• **EXERCISE DIRECTIONS**
Could you arrange the lines from the start of the data through the line holding "x-tick-label: 0 (898, 664, 909, 684)", inclusive, as a numbered list, skipping any blank lines and including nothing past that line?

• **DATA LISTING**
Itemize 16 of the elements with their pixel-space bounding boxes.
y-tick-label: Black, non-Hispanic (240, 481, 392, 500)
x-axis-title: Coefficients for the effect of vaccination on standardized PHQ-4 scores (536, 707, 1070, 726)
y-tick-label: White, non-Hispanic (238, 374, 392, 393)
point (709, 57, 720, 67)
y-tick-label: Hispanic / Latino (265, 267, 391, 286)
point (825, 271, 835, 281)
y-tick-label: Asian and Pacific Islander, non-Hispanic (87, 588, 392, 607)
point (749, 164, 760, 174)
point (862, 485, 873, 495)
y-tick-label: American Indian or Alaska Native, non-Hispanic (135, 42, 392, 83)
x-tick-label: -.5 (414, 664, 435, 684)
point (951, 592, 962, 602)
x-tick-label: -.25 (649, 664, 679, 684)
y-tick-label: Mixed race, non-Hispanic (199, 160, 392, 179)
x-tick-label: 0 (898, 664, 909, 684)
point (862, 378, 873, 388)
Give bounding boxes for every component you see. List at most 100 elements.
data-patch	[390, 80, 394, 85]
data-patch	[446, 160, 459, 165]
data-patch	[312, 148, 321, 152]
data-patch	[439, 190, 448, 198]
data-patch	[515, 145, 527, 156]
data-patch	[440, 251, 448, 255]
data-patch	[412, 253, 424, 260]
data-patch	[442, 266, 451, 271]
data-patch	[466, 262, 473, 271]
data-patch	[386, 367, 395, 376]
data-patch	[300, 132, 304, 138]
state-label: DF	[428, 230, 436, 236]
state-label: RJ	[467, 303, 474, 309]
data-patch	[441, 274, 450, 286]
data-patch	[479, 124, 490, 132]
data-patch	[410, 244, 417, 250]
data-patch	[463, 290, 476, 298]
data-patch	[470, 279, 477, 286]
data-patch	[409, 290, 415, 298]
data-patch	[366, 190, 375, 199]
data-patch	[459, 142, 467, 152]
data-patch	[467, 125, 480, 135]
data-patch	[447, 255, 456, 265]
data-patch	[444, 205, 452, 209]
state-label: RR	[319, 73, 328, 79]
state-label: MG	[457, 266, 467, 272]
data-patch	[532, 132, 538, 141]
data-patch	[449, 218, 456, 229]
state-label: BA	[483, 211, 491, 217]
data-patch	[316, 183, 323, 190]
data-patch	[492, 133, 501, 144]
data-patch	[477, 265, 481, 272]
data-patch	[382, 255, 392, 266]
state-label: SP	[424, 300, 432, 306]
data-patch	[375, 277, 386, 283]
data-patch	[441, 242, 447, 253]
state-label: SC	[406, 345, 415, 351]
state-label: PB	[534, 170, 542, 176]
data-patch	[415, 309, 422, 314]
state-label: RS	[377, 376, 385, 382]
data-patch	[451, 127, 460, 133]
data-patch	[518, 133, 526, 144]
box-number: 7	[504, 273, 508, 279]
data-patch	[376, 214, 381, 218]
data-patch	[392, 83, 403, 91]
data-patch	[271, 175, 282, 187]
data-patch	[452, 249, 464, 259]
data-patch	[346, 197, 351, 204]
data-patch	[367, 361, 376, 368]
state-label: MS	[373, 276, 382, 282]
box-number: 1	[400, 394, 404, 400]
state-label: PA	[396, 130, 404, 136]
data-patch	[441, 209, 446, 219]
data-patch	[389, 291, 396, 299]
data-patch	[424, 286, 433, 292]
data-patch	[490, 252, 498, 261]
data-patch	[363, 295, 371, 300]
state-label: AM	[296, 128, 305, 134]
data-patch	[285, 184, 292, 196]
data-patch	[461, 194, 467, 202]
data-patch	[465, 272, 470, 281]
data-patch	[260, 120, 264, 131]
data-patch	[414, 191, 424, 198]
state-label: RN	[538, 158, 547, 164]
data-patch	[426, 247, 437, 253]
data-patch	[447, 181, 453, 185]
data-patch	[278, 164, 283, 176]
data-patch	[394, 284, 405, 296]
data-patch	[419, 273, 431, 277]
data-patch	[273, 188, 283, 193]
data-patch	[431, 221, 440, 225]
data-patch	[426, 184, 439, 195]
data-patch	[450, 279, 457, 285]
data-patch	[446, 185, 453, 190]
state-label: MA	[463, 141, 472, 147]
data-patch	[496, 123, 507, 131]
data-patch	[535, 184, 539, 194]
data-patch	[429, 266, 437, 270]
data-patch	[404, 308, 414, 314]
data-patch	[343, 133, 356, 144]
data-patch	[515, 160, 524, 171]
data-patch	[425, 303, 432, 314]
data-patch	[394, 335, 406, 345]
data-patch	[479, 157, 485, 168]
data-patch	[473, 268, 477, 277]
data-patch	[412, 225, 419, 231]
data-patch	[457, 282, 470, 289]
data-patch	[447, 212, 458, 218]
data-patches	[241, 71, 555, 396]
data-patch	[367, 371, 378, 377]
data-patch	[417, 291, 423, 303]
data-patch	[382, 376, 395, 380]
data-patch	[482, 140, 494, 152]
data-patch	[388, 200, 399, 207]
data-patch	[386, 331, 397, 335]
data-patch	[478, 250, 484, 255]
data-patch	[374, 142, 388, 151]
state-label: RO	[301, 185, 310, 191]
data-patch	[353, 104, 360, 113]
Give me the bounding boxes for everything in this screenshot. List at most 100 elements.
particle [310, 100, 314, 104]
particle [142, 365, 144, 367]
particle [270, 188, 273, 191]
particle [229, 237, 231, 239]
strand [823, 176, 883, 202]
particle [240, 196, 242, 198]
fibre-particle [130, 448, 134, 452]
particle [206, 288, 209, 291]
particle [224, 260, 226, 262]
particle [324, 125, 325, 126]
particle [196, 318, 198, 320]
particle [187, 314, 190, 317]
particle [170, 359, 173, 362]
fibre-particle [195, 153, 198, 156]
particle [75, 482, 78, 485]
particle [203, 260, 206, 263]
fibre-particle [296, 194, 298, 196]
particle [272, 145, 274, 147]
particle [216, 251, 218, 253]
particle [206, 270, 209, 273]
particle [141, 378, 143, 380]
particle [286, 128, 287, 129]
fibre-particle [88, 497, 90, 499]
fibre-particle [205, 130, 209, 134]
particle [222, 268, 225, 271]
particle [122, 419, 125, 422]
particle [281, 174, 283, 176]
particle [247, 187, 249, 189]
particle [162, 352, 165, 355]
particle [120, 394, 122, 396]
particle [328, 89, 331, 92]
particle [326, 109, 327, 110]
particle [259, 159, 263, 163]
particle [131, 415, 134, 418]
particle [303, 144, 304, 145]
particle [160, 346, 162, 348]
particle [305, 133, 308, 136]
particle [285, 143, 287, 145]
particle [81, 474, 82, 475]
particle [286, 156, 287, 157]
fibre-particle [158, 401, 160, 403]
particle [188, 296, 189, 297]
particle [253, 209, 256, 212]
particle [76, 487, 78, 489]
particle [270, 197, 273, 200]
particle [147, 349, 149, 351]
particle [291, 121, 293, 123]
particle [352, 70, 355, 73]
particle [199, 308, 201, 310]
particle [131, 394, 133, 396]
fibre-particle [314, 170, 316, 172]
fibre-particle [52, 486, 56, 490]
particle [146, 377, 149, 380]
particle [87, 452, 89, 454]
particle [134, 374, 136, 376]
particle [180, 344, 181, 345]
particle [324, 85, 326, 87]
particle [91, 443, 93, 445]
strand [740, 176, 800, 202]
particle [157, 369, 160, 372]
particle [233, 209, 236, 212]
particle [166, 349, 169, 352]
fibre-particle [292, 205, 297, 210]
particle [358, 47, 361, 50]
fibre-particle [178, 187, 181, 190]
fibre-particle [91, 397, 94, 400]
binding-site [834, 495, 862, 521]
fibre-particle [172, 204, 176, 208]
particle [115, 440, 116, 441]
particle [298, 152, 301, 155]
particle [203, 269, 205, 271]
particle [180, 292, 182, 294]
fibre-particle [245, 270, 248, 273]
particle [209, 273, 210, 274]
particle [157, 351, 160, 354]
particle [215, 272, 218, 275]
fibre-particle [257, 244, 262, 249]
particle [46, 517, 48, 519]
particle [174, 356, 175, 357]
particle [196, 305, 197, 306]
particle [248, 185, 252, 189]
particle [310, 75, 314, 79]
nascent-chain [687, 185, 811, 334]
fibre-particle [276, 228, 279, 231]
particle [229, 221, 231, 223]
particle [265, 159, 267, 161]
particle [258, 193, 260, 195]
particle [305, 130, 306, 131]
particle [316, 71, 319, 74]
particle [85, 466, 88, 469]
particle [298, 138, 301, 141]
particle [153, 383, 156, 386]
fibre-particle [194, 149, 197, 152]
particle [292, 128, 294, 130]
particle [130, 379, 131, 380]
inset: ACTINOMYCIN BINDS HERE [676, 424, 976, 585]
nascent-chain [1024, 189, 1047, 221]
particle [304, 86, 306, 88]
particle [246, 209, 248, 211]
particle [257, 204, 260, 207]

• **WRITTEN ANSWER**
1. Itemize 16 of the elements with their pixel-space bounding boxes.
2. y-tick-label: Black, non-Hispanic (240, 481, 392, 500)
3. x-axis-title: Coefficients for the effect of vaccination on standardized PHQ-4 scores (536, 707, 1070, 726)
4. y-tick-label: White, non-Hispanic (238, 374, 392, 393)
5. point (709, 57, 720, 67)
6. y-tick-label: Hispanic / Latino (265, 267, 391, 286)
7. point (825, 271, 835, 281)
8. y-tick-label: Asian and Pacific Islander, non-Hispanic (87, 588, 392, 607)
9. point (749, 164, 760, 174)
10. point (862, 485, 873, 495)
11. y-tick-label: American Indian or Alaska Native, non-Hispanic (135, 42, 392, 83)
12. x-tick-label: -.5 (414, 664, 435, 684)
13. point (951, 592, 962, 602)
14. x-tick-label: -.25 (649, 664, 679, 684)
15. y-tick-label: Mixed race, non-Hispanic (199, 160, 392, 179)
16. x-tick-label: 0 (898, 664, 909, 684)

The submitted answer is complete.